[Begin]

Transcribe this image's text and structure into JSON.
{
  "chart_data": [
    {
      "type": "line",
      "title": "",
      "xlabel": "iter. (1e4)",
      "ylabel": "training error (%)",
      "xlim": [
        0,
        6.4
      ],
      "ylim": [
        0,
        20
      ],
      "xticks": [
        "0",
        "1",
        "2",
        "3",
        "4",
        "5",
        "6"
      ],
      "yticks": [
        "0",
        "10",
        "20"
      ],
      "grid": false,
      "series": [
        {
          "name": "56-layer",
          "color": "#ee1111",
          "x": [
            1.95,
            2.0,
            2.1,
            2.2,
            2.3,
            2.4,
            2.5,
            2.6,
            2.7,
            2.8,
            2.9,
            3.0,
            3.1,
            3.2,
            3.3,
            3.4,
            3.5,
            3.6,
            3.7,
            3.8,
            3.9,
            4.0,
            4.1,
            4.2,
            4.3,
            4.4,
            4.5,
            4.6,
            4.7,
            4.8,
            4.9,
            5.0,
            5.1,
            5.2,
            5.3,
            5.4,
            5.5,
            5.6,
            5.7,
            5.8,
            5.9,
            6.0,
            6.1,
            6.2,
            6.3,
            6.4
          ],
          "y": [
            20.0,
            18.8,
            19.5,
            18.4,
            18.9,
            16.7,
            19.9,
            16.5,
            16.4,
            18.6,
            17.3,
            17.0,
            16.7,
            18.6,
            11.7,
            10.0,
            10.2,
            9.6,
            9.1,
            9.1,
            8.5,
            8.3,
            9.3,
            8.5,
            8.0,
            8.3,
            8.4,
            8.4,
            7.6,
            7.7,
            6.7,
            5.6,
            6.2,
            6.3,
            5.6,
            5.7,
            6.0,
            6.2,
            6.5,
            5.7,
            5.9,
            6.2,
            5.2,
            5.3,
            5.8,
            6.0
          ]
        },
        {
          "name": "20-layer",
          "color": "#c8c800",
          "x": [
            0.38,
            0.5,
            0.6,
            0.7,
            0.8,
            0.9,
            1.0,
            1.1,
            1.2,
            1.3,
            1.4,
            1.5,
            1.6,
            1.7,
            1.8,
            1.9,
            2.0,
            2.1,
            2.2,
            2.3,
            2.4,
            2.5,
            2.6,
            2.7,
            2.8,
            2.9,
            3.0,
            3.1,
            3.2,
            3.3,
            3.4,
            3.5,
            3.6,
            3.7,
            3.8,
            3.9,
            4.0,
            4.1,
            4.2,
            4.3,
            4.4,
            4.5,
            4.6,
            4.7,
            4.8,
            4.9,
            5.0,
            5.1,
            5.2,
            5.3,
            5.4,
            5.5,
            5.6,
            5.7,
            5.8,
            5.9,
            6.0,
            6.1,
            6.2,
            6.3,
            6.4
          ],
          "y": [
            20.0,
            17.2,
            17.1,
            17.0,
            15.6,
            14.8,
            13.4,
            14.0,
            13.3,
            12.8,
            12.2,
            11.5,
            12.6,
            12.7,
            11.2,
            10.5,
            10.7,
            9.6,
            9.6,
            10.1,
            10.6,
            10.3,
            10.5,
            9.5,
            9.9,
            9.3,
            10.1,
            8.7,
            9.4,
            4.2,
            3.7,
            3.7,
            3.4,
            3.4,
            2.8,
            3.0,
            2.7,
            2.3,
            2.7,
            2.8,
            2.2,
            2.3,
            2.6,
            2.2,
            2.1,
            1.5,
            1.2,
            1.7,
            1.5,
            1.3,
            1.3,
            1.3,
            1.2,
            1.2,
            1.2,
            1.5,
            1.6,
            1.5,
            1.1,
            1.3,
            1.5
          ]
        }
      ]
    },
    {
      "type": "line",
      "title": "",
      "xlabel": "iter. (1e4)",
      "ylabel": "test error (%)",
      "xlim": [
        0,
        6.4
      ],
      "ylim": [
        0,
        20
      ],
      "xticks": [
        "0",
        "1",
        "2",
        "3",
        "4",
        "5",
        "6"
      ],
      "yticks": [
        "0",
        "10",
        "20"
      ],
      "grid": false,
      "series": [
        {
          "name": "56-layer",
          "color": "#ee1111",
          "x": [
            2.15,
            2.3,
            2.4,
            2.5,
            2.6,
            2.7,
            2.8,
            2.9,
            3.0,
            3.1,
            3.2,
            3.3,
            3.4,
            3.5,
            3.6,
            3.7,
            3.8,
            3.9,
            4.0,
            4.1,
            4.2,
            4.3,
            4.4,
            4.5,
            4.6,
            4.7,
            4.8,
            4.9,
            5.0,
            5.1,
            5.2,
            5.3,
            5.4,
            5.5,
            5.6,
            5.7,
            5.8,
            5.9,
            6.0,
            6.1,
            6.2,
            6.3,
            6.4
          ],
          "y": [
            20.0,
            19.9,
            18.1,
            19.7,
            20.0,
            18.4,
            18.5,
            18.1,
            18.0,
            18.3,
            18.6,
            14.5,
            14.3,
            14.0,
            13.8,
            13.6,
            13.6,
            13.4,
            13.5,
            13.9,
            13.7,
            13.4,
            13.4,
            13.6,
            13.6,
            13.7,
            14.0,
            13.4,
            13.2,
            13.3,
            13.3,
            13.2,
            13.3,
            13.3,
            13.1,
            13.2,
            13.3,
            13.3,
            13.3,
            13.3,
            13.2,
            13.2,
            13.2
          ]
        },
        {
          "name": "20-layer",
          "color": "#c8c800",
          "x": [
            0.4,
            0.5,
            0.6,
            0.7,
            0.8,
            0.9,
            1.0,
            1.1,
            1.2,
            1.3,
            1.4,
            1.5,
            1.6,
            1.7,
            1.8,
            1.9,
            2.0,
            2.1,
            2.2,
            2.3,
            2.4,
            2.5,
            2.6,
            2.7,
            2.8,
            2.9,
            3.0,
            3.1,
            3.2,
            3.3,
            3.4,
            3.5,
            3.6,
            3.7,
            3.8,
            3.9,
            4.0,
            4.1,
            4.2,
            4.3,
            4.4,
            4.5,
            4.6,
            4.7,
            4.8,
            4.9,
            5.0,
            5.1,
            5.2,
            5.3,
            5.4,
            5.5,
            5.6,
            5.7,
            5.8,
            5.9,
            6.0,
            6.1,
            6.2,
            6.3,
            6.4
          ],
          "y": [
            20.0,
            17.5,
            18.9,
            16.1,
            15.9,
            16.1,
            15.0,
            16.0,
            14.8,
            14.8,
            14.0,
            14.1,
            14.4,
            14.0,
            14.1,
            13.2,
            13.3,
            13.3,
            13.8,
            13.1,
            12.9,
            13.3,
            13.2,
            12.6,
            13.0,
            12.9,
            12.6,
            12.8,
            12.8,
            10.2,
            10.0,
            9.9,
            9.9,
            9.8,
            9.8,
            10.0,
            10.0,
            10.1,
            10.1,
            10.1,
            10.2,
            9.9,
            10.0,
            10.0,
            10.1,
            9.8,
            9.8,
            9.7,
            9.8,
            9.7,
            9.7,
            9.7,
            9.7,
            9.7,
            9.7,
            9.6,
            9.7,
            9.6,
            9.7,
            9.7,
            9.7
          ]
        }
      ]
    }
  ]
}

[End]
[Begin]

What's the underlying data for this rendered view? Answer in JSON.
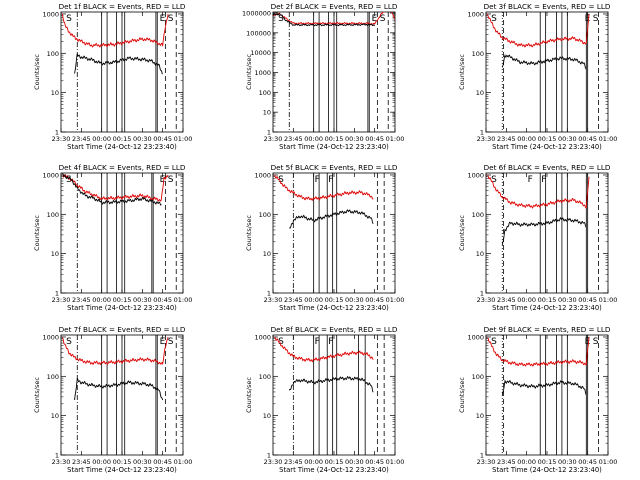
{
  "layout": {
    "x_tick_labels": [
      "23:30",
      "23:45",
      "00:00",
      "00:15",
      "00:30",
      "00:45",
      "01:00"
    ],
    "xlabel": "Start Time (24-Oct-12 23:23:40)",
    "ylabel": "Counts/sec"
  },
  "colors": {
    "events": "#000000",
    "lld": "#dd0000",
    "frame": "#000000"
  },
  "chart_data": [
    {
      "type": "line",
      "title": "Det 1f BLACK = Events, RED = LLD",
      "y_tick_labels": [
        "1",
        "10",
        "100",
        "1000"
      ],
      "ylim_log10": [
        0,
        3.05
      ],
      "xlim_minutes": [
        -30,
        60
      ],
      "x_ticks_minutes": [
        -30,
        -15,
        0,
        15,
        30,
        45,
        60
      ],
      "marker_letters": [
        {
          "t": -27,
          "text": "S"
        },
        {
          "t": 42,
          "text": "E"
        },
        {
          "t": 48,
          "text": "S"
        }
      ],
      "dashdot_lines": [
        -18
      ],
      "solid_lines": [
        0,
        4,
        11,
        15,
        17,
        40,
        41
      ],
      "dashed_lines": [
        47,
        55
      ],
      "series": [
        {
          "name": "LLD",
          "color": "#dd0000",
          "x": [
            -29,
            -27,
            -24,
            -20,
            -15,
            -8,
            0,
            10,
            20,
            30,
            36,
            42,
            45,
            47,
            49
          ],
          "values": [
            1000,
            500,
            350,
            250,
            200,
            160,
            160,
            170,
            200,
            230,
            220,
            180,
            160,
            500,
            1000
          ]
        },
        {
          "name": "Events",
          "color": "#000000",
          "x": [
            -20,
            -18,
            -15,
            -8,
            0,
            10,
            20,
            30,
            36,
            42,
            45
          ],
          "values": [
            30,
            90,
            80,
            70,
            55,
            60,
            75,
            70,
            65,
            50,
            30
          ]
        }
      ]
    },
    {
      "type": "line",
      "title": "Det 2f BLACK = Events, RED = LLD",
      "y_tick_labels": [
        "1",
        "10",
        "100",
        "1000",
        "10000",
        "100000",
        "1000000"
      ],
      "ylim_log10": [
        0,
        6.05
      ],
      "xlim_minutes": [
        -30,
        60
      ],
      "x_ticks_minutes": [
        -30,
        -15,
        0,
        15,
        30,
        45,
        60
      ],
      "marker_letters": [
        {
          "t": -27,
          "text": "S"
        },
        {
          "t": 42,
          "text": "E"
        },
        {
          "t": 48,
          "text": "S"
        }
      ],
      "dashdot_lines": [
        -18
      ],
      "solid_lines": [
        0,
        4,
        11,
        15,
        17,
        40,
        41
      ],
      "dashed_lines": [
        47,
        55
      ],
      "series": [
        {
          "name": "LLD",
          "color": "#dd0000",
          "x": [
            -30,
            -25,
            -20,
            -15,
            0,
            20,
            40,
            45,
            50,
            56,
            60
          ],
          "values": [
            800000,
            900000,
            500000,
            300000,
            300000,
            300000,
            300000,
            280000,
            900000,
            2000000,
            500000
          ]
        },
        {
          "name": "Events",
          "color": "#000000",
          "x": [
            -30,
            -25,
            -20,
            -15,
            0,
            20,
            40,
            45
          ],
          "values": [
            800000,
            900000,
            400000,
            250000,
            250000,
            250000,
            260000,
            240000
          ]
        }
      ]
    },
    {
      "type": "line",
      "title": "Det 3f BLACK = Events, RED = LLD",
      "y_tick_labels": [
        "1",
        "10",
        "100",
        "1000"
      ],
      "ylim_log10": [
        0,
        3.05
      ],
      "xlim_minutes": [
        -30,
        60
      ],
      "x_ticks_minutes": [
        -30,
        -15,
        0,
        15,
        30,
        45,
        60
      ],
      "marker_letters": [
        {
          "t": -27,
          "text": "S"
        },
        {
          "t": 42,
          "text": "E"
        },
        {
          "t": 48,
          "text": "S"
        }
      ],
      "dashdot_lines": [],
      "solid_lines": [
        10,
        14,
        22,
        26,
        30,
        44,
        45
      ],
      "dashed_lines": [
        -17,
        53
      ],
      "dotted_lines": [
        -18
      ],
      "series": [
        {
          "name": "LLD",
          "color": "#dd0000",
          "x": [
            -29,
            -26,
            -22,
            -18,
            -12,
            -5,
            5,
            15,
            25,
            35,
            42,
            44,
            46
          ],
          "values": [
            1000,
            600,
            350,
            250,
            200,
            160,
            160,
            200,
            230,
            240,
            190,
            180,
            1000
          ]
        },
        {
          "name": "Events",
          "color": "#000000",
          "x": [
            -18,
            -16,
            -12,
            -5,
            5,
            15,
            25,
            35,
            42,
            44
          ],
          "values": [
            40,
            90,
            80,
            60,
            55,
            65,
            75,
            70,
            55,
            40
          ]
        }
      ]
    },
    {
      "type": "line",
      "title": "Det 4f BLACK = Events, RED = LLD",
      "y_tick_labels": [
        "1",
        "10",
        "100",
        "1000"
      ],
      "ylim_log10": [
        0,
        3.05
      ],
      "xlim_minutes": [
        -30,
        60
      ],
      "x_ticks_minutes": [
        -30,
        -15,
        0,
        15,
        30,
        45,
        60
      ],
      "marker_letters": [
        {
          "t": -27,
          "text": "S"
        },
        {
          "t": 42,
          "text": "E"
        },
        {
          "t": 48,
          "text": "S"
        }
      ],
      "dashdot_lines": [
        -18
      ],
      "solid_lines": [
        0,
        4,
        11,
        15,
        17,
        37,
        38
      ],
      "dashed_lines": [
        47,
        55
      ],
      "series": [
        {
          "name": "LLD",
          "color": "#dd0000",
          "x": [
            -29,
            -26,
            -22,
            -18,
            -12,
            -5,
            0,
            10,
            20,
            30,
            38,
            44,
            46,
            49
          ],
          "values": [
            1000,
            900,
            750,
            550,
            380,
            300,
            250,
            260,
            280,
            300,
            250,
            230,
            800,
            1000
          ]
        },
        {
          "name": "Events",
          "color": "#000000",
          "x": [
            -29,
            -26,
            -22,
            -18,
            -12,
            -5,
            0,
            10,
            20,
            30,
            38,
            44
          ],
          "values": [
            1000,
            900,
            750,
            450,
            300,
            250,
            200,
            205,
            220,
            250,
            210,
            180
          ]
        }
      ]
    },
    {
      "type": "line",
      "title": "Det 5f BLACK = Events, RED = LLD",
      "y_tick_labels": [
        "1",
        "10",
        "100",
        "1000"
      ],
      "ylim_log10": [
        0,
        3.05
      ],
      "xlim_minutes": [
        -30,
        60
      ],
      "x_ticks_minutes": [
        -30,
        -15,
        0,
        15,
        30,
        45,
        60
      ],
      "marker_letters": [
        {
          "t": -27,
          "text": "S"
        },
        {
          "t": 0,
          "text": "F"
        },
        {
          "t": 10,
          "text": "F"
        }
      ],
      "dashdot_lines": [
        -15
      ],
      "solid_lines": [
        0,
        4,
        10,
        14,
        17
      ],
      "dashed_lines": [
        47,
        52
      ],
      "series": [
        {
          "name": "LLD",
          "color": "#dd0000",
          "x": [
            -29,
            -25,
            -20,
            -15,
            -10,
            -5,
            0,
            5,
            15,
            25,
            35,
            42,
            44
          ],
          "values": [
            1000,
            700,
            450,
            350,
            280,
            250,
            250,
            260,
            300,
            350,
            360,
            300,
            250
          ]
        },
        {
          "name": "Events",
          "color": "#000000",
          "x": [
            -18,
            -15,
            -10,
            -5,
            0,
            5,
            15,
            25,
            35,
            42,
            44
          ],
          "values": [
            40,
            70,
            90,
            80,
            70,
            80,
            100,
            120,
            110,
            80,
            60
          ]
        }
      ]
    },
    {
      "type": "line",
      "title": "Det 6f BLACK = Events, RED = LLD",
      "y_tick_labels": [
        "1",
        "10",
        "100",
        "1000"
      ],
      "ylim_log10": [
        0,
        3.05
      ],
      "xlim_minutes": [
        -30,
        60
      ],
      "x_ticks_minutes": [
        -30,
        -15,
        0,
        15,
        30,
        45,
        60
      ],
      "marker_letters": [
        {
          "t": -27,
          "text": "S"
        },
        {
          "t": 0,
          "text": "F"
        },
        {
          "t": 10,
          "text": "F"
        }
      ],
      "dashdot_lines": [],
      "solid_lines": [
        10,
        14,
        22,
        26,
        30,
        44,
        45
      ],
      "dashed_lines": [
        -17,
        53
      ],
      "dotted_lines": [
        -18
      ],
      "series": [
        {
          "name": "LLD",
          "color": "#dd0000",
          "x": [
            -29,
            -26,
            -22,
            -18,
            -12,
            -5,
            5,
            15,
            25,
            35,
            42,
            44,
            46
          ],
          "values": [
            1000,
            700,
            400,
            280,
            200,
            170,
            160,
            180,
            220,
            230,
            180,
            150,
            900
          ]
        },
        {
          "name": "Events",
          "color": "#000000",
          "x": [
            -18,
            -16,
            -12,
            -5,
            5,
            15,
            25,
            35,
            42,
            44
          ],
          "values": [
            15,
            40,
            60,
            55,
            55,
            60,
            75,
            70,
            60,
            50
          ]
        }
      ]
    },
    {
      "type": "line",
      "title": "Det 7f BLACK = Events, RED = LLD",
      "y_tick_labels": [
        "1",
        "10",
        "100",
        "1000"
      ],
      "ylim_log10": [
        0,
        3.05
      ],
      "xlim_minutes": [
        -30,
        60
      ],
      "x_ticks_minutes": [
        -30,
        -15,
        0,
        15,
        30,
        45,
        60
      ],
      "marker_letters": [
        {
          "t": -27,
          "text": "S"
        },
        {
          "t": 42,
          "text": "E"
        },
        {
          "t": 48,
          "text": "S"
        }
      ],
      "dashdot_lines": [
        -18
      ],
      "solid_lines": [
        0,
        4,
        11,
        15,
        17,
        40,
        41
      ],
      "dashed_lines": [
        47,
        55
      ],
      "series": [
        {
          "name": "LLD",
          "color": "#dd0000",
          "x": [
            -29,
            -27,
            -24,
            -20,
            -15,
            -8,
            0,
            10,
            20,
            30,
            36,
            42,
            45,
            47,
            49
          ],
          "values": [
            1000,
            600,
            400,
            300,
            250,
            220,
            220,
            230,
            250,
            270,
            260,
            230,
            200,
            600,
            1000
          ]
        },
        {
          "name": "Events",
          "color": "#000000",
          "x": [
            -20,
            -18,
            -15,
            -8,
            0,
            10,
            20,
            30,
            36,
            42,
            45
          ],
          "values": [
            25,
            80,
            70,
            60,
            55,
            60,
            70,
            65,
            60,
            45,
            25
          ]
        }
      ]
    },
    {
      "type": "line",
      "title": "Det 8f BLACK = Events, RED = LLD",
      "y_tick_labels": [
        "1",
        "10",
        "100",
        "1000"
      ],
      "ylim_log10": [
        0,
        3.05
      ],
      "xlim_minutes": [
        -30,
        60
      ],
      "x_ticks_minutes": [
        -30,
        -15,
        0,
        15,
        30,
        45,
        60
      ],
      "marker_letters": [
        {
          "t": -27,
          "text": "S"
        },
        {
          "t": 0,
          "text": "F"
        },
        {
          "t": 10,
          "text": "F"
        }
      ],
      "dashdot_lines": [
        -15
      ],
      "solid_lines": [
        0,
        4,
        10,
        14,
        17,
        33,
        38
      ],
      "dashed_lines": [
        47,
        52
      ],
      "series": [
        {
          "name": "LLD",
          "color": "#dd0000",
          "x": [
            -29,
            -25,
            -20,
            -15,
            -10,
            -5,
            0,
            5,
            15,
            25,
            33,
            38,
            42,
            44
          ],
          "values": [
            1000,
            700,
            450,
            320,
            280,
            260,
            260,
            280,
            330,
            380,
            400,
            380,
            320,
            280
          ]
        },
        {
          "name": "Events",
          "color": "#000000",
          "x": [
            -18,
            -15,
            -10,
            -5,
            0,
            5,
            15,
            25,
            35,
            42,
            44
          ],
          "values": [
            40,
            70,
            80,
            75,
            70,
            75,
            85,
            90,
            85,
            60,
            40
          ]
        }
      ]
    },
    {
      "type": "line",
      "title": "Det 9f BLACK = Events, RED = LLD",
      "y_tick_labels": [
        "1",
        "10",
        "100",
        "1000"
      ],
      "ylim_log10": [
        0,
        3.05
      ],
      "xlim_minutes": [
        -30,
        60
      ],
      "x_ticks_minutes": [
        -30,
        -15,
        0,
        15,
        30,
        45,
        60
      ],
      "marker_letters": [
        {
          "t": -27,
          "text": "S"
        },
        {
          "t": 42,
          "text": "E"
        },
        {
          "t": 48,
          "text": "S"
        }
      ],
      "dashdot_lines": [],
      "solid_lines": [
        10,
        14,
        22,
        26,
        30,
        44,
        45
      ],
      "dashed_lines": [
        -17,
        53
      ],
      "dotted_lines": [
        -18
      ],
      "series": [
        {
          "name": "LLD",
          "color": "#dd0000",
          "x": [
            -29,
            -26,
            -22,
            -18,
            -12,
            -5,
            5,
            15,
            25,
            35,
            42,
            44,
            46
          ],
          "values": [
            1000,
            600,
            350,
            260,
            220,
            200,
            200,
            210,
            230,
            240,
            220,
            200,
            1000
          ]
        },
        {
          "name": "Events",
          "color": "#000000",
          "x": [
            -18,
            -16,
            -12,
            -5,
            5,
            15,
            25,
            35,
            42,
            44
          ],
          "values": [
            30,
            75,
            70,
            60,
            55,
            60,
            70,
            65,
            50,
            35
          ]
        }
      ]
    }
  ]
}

[End]

In the listing above, find each line with the word "error" and copy it.

      "ylabel": "training error (%)",
      "ylabel": "test error (%)",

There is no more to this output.